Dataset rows
____________

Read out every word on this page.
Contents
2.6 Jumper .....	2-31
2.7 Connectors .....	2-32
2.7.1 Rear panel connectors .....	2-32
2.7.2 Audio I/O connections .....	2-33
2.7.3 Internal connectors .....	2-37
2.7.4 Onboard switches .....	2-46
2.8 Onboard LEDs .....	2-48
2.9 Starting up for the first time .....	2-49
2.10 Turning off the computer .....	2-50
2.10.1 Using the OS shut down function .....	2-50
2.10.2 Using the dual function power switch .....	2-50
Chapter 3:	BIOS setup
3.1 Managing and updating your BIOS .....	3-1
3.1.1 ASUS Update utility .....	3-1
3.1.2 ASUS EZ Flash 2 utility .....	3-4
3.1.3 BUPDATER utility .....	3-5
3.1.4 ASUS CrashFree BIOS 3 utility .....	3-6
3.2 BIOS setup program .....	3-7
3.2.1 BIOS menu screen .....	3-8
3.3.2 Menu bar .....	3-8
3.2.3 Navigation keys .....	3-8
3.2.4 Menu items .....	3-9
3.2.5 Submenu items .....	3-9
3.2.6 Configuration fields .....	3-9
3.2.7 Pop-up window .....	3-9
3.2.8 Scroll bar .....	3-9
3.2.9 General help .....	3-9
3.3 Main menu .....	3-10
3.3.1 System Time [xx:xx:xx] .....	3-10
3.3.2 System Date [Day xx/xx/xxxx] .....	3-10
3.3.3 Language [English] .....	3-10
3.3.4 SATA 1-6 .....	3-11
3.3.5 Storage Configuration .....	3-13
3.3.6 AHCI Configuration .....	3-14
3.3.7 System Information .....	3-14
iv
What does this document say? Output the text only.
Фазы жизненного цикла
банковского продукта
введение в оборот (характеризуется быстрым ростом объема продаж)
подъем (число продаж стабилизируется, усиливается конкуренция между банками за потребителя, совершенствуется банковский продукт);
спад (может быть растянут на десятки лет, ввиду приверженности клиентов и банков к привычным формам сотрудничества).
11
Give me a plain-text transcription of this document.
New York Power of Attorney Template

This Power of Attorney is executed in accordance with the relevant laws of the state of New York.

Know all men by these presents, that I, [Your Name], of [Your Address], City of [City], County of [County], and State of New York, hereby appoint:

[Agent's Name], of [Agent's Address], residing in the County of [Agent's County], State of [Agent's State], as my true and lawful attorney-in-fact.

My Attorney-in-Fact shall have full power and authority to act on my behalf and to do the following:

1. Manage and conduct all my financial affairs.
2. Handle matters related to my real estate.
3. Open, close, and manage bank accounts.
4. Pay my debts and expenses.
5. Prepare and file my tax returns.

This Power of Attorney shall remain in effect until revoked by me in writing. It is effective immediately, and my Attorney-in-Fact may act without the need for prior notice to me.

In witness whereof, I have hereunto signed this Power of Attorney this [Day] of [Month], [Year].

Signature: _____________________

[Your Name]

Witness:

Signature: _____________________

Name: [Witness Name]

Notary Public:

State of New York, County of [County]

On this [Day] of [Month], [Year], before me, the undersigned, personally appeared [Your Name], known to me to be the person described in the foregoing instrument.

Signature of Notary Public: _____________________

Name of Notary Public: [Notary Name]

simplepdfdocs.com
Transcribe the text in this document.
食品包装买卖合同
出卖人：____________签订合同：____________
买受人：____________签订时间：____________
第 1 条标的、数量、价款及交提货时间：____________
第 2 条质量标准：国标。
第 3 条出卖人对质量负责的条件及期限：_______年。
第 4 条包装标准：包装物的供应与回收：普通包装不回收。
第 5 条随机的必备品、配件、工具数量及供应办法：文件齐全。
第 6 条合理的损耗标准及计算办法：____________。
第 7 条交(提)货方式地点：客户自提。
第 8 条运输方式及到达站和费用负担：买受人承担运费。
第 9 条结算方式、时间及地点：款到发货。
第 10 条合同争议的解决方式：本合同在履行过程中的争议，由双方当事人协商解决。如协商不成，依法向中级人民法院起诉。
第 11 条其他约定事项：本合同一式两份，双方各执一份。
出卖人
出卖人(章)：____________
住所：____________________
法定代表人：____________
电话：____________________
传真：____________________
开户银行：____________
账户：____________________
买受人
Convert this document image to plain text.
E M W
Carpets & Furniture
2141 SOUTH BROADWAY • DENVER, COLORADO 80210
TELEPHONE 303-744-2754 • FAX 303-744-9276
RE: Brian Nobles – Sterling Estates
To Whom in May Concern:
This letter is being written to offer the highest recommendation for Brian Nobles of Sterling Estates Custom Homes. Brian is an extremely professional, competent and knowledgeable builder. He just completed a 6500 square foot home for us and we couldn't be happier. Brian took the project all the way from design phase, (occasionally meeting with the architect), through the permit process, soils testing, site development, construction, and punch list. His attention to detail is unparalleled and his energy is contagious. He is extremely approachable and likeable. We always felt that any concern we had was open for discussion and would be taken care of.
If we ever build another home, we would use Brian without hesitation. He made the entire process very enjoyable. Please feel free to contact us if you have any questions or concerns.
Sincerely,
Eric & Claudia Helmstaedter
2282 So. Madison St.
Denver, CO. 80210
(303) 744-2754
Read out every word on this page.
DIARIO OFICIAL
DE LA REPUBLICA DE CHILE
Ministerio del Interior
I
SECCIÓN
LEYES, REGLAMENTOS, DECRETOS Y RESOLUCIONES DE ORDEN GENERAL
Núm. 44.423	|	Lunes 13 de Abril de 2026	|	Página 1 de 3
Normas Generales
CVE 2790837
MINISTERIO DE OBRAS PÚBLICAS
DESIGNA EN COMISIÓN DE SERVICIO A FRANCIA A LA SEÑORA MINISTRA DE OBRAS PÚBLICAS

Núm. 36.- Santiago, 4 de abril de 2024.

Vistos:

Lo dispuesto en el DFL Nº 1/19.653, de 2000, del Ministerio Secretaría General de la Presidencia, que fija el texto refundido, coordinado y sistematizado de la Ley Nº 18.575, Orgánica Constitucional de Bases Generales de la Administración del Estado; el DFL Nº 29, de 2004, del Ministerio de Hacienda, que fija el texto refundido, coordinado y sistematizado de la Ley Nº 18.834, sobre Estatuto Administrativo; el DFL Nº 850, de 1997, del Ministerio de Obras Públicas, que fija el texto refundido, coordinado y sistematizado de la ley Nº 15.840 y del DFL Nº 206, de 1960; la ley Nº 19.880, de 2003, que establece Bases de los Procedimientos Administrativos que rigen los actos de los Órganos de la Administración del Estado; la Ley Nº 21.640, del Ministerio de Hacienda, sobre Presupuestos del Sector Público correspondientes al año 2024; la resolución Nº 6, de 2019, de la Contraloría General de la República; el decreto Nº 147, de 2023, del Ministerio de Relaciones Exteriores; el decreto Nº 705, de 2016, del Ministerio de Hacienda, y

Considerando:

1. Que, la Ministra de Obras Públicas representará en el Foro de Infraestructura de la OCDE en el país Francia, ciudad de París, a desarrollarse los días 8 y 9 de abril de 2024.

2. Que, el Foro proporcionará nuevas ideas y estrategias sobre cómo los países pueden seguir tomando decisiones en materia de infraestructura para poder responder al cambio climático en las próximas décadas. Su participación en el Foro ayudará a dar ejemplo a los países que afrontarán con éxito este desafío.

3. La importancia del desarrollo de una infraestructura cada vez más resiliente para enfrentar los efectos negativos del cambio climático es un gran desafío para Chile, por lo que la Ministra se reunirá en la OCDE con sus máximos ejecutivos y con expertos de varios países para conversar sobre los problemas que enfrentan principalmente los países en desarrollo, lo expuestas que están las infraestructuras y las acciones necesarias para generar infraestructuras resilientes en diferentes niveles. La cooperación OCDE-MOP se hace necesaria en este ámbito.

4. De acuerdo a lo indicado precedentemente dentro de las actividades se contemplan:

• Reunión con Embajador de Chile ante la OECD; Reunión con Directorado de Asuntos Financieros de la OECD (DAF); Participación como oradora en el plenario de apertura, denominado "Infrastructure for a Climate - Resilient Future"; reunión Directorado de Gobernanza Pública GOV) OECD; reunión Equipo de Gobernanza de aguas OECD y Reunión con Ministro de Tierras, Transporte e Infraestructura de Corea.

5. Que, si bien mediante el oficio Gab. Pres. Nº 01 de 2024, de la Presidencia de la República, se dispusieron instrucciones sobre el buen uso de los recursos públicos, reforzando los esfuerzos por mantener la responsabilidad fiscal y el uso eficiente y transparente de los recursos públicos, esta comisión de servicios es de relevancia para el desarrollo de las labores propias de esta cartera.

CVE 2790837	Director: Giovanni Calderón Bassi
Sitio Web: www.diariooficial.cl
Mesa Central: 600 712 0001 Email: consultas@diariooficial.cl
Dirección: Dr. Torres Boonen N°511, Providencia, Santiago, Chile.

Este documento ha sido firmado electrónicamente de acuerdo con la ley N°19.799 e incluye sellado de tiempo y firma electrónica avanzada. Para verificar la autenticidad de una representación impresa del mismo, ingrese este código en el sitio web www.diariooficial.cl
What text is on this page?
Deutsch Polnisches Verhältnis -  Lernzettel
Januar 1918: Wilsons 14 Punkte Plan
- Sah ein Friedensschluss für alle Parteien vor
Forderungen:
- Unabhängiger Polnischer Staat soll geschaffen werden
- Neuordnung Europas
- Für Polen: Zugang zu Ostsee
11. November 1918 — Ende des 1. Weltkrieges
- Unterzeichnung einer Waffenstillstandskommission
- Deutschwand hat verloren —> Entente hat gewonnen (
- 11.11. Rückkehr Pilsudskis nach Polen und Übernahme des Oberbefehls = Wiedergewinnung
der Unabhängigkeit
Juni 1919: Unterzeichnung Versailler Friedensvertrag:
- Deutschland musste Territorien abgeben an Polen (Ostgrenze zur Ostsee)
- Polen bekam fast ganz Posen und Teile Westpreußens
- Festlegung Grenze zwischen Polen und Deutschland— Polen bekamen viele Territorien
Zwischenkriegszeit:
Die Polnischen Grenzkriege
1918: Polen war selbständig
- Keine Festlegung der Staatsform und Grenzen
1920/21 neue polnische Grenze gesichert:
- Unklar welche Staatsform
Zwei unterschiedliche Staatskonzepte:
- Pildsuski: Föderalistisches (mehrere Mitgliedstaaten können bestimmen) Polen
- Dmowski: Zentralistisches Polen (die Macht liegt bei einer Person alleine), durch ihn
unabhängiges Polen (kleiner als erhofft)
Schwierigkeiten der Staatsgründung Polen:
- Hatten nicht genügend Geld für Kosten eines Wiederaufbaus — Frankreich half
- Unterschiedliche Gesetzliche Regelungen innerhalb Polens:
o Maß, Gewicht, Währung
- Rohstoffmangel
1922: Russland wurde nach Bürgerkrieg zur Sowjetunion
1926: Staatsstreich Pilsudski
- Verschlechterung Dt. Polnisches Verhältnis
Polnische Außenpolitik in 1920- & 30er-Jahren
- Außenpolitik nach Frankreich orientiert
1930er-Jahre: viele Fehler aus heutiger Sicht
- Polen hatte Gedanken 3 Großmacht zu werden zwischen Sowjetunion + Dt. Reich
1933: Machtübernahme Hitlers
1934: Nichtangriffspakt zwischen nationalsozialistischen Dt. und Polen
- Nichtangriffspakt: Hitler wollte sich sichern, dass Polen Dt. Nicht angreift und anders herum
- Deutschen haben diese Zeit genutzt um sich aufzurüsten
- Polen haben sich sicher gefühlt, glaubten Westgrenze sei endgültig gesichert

____________

**TASK BRIEF:** Output a single number: how many lines contain the word "Festlegung".

**WRITTEN SOLUTION:** 2